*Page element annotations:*
-------------------------

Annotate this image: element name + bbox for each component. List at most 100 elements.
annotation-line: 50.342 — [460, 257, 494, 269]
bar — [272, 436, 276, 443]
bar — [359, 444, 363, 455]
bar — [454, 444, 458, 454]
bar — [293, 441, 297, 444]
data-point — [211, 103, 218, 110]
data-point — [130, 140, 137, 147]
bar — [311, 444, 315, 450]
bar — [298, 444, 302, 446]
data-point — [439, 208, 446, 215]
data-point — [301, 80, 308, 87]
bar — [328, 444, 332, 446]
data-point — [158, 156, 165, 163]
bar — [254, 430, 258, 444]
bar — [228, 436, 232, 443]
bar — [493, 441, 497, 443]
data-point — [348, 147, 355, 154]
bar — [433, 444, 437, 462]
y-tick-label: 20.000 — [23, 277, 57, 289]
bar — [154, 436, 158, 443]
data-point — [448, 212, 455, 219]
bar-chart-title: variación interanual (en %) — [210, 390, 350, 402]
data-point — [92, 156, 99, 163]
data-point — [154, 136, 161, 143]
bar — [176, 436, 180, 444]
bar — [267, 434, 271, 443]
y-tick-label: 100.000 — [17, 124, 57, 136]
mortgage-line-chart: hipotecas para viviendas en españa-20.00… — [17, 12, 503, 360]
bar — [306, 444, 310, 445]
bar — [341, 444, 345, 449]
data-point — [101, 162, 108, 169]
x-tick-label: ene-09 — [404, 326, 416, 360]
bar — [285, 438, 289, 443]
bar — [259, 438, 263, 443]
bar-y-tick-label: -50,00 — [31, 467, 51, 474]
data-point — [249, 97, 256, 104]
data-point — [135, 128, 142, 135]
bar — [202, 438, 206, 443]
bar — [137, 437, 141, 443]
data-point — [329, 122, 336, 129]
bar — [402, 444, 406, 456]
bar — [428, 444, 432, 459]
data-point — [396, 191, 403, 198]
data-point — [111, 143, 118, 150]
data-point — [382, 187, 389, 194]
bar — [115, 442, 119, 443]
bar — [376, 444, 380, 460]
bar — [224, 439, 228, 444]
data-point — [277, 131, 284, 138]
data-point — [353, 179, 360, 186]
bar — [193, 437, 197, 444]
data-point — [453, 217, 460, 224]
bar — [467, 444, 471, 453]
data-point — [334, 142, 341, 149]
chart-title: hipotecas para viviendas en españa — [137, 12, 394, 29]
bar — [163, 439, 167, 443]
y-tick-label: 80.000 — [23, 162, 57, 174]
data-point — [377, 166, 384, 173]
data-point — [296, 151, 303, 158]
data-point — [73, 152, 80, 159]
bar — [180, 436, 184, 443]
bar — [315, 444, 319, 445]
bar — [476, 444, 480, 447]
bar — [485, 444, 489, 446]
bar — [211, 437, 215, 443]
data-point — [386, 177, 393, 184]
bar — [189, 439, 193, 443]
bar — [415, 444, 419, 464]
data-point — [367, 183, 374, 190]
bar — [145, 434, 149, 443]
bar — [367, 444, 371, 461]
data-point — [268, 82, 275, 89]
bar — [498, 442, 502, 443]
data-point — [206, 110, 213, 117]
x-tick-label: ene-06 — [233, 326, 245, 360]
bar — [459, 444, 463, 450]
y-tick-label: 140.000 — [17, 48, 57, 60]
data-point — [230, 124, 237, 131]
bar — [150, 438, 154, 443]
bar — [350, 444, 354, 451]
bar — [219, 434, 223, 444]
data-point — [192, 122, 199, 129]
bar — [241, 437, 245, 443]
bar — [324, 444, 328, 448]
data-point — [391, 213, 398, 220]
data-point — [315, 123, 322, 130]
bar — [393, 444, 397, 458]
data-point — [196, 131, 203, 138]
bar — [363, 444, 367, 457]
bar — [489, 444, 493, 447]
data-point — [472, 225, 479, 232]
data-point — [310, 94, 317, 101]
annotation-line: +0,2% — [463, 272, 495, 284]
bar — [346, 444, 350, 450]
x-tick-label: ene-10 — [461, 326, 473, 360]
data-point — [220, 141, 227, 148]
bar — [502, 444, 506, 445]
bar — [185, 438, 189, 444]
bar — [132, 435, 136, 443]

-------------------------

Can you turn these lines into a Markdown table with the columns Row and Line, numbering each line and leaving out any blank ones?

*Written solution:*
| Row | Line |
|---|---|
| 1 | Annotate this image: element name + bbox for each component. List at most 100 elements. |
| 2 | annotation-line: 50.342 — [460, 257, 494, 269] |
| 3 | bar — [272, 436, 276, 443] |
| 4 | bar — [359, 444, 363, 455] |
| 5 | bar — [454, 444, 458, 454] |
| 6 | bar — [293, 441, 297, 444] |
| 7 | data-point — [211, 103, 218, 110] |
| 8 | data-point — [130, 140, 137, 147] |
| 9 | bar — [311, 444, 315, 450] |
| 10 | bar — [298, 444, 302, 446] |
| 11 | data-point — [439, 208, 446, 215] |
| 12 | data-point — [301, 80, 308, 87] |
| 13 | bar — [328, 444, 332, 446] |
| 14 | data-point — [158, 156, 165, 163] |
| 15 | bar — [254, 430, 258, 444] |
| 16 | bar — [228, 436, 232, 443] |
| 17 | bar — [493, 441, 497, 443] |
| 18 | data-point — [348, 147, 355, 154] |
| 19 | bar — [433, 444, 437, 462] |
| 20 | y-tick-label: 20.000 — [23, 277, 57, 289] |
| 21 | bar — [154, 436, 158, 443] |
| 22 | data-point — [448, 212, 455, 219] |
| 23 | bar-chart-title: variación interanual (en %) — [210, 390, 350, 402] |
| 24 | data-point — [92, 156, 99, 163] |
| 25 | data-point — [154, 136, 161, 143] |
| 26 | bar — [176, 436, 180, 444] |
| 27 | bar — [267, 434, 271, 443] |
| 28 | y-tick-label: 100.000 — [17, 124, 57, 136] |
| 29 | mortgage-line-chart: hipotecas para viviendas en españa-20.00… — [17, 12, 503, 360] |
| 30 | bar — [306, 444, 310, 445] |
| 31 | bar — [341, 444, 345, 449] |
| 32 | data-point — [101, 162, 108, 169] |
| 33 | x-tick-label: ene-09 — [404, 326, 416, 360] |
| 34 | bar — [285, 438, 289, 443] |
| 35 | bar — [259, 438, 263, 443] |
| 36 | bar-y-tick-label: -50,00 — [31, 467, 51, 474] |
| 37 | data-point — [249, 97, 256, 104] |
| 38 | data-point — [135, 128, 142, 135] |
| 39 | bar — [202, 438, 206, 443] |
| 40 | bar — [137, 437, 141, 443] |
| 41 | data-point — [329, 122, 336, 129] |
| 42 | bar — [402, 444, 406, 456] |
| 43 | bar — [428, 444, 432, 459] |
| 44 | data-point — [396, 191, 403, 198] |
| 45 | data-point — [111, 143, 118, 150] |
| 46 | data-point — [382, 187, 389, 194] |
| 47 | bar — [115, 442, 119, 443] |
| 48 | bar — [376, 444, 380, 460] |
| 49 | bar — [224, 439, 228, 444] |
| 50 | data-point — [277, 131, 284, 138] |
| 51 | data-point — [353, 179, 360, 186] |
| 52 | bar — [193, 437, 197, 444] |
| 53 | data-point — [453, 217, 460, 224] |
| 54 | bar — [467, 444, 471, 453] |
| 55 | data-point — [334, 142, 341, 149] |
| 56 | chart-title: hipotecas para viviendas en españa — [137, 12, 394, 29] |
| 57 | bar — [163, 439, 167, 443] |
| 58 | y-tick-label: 80.000 — [23, 162, 57, 174] |
| 59 | data-point — [377, 166, 384, 173] |
| 60 | data-point — [296, 151, 303, 158] |
| 61 | data-point — [73, 152, 80, 159] |
| 62 | bar — [180, 436, 184, 443] |
| 63 | bar — [315, 444, 319, 445] |
| 64 | bar — [476, 444, 480, 447] |
| 65 | bar — [485, 444, 489, 446] |
| 66 | bar — [211, 437, 215, 443] |
| 67 | data-point — [386, 177, 393, 184] |
| 68 | bar — [189, 439, 193, 443] |
| 69 | bar — [415, 444, 419, 464] |
| 70 | data-point — [367, 183, 374, 190] |
| 71 | bar — [145, 434, 149, 443] |
| 72 | bar — [367, 444, 371, 461] |
| 73 | data-point — [268, 82, 275, 89] |
| 74 | bar — [498, 442, 502, 443] |
| 75 | data-point — [206, 110, 213, 117] |
| 76 | x-tick-label: ene-06 — [233, 326, 245, 360] |
| 77 | bar — [459, 444, 463, 450] |
| 78 | y-tick-label: 140.000 — [17, 48, 57, 60] |
| 79 | data-point — [230, 124, 237, 131] |
| 80 | bar — [150, 438, 154, 443] |
| 81 | bar — [350, 444, 354, 451] |
| 82 | bar — [219, 434, 223, 444] |
| 83 | data-point — [192, 122, 199, 129] |
| 84 | bar — [241, 437, 245, 443] |
| 85 | bar — [324, 444, 328, 448] |
| 86 | data-point — [391, 213, 398, 220] |
| 87 | data-point — [315, 123, 322, 130] |
| 88 | bar — [393, 444, 397, 458] |
| 89 | data-point — [196, 131, 203, 138] |
| 90 | bar — [363, 444, 367, 457] |
| 91 | bar — [489, 444, 493, 447] |
| 92 | data-point — [472, 225, 479, 232] |
| 93 | data-point — [310, 94, 317, 101] |
| 94 | annotation-line: +0,2% — [463, 272, 495, 284] |
| 95 | bar — [346, 444, 350, 450] |
| 96 | x-tick-label: ene-10 — [461, 326, 473, 360] |
| 97 | data-point — [220, 141, 227, 148] |
| 98 | bar — [502, 444, 506, 445] |
| 99 | bar — [185, 438, 189, 444] |
| 100 | bar — [132, 435, 136, 443] |